## start Text block
Trading Lesson #2 - Identifying Support and Resistance
This will be a rather lengthy topic as I will try to cover as much as I can about identifying support and resistance, the different types of S/R, the general rule of alternation, and how to gauge strength and weakness of such.
Lets first start by listing the types of S/R
- Trend lines - Strait/Parabolic
- Price Action Pivots - Pinbars/Reversals
- Moving Averages - EMA/MA
- Fibonacci levels - Retrace/Extension
As we go through these, there is really only basic rule to consider with S/R, and that is the rule/law of 'alternation'. The law of alternation can actually be observed outside of S/R methods as well, but that will be covered in another lesson. Regarding S/R it is simple;
When a support breaks or fails, it becomes resistance - and visa versa.
The above chart demonstrates several different types of S/R, but observing the horizontal Green/Red bar in the middle, you can see this rule of alternation at work.
## end Text block
What you will do:
• A. In the support and resistance lesson, could you rewrite the paragraph beginning "As we go through these" more briefly while keeping its main facts?
• B. Answer these questions about the support and resistance lesson:
(i) Which four types of S/R does the lesson list?
(ii) What does a support become when it breaks or fails?
(iii) Which part of the chart shows the rule of alternation at work?
## start Data supplied
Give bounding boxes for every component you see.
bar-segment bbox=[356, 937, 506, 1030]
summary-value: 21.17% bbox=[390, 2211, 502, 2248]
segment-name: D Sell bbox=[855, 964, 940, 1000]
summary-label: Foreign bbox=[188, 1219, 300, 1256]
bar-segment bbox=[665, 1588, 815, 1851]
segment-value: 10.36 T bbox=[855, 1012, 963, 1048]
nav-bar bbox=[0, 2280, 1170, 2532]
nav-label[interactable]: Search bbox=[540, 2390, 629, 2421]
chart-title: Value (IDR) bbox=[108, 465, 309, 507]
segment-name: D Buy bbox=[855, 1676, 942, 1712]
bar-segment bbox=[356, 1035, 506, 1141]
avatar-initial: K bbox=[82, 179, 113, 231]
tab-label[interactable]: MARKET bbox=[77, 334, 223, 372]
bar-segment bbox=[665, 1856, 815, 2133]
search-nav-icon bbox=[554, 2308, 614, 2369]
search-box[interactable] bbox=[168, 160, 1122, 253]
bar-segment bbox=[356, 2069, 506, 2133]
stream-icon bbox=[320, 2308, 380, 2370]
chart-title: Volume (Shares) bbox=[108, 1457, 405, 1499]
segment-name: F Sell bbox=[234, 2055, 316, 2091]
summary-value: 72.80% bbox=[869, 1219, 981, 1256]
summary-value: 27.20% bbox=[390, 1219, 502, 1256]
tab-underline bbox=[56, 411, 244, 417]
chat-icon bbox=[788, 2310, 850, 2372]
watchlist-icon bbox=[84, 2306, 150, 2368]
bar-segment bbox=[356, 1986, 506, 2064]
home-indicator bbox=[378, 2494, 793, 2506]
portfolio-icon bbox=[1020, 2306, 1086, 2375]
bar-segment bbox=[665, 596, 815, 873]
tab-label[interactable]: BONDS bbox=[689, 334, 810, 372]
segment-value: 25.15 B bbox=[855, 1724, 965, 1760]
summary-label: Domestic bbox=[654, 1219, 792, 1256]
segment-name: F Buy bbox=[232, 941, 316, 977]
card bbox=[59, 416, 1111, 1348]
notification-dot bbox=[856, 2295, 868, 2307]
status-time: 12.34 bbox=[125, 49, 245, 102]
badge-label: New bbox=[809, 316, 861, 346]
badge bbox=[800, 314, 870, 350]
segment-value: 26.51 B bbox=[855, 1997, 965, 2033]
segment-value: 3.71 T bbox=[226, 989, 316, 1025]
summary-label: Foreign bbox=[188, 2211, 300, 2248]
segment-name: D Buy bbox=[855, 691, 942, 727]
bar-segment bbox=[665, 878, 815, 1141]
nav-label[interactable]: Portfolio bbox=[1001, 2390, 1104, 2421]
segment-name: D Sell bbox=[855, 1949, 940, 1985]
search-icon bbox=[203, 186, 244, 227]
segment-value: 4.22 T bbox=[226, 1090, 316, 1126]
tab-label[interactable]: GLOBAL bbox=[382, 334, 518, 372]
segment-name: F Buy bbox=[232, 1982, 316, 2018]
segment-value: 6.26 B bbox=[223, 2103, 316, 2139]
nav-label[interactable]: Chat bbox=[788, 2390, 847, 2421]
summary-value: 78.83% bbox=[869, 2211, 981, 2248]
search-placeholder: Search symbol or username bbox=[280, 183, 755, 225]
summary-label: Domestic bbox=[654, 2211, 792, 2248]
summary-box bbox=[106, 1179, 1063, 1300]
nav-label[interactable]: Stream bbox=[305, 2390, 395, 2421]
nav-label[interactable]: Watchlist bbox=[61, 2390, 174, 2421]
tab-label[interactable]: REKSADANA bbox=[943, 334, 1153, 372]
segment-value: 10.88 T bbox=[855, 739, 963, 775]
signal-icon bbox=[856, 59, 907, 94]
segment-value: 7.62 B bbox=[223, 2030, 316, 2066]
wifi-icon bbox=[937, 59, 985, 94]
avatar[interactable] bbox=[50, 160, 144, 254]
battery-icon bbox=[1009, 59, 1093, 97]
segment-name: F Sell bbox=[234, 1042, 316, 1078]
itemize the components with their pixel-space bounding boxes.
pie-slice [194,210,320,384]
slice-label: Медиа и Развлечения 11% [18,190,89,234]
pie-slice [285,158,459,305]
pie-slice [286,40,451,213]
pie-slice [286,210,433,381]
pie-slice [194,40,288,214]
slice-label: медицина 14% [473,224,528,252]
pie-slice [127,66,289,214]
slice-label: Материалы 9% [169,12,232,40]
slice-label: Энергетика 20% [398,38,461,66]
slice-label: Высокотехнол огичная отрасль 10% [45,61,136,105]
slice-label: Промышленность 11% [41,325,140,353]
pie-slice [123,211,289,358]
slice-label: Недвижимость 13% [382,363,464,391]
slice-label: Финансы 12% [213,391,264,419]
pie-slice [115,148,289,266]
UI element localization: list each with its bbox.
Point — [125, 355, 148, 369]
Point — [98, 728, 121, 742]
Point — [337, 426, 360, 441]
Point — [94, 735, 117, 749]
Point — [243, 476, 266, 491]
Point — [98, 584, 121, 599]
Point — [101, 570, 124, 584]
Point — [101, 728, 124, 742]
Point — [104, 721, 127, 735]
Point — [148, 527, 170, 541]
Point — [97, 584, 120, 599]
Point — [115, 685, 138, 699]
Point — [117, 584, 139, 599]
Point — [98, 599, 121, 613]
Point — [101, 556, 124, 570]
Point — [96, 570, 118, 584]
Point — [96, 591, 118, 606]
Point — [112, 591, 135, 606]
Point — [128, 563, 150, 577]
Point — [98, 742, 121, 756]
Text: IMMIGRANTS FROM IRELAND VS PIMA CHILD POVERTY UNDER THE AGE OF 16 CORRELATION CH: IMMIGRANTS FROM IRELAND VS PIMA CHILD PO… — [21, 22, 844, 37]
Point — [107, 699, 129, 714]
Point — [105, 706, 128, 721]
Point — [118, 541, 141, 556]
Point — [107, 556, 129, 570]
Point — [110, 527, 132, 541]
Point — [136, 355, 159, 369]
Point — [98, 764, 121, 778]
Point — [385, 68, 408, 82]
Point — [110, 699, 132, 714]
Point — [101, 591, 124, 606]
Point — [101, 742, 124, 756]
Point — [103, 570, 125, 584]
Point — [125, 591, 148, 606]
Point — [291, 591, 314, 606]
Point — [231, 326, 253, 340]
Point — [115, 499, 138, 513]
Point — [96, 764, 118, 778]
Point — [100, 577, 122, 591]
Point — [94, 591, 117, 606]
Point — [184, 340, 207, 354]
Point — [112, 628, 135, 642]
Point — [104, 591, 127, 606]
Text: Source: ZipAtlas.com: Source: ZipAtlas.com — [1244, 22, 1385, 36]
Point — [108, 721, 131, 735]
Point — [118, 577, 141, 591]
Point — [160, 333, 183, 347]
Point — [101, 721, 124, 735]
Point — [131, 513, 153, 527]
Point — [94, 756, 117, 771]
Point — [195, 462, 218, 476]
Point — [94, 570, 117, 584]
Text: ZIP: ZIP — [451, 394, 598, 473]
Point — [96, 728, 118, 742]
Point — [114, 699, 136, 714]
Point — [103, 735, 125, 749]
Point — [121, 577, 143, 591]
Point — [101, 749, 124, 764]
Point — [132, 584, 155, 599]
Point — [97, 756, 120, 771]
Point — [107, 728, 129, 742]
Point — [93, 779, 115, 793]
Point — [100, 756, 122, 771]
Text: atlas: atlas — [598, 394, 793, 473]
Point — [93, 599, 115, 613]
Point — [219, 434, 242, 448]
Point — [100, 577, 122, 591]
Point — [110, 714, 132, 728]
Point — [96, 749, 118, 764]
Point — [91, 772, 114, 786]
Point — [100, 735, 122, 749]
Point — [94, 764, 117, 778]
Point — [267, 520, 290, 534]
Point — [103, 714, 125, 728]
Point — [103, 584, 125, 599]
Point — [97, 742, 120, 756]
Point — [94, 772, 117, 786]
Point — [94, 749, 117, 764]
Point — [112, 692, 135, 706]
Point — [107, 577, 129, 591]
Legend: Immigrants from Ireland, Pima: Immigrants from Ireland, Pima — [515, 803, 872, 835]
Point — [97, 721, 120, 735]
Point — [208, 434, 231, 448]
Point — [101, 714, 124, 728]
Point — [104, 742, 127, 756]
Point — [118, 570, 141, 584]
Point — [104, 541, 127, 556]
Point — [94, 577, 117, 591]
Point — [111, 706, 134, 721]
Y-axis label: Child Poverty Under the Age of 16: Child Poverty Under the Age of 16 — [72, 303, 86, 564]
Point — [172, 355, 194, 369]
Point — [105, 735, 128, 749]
## end Data supplied
Worked answers:
• A. Support and resistance follow one basic rule: the law of alternation. This law also appears outside S/R methods, which another lesson will cover. For S/R, it is simple.

• B.
(i) Trend lines, price action pivots, moving averages, and Fibonacci levels.
(ii) It becomes resistance.
(iii) The horizontal Green/Red bar in the middle.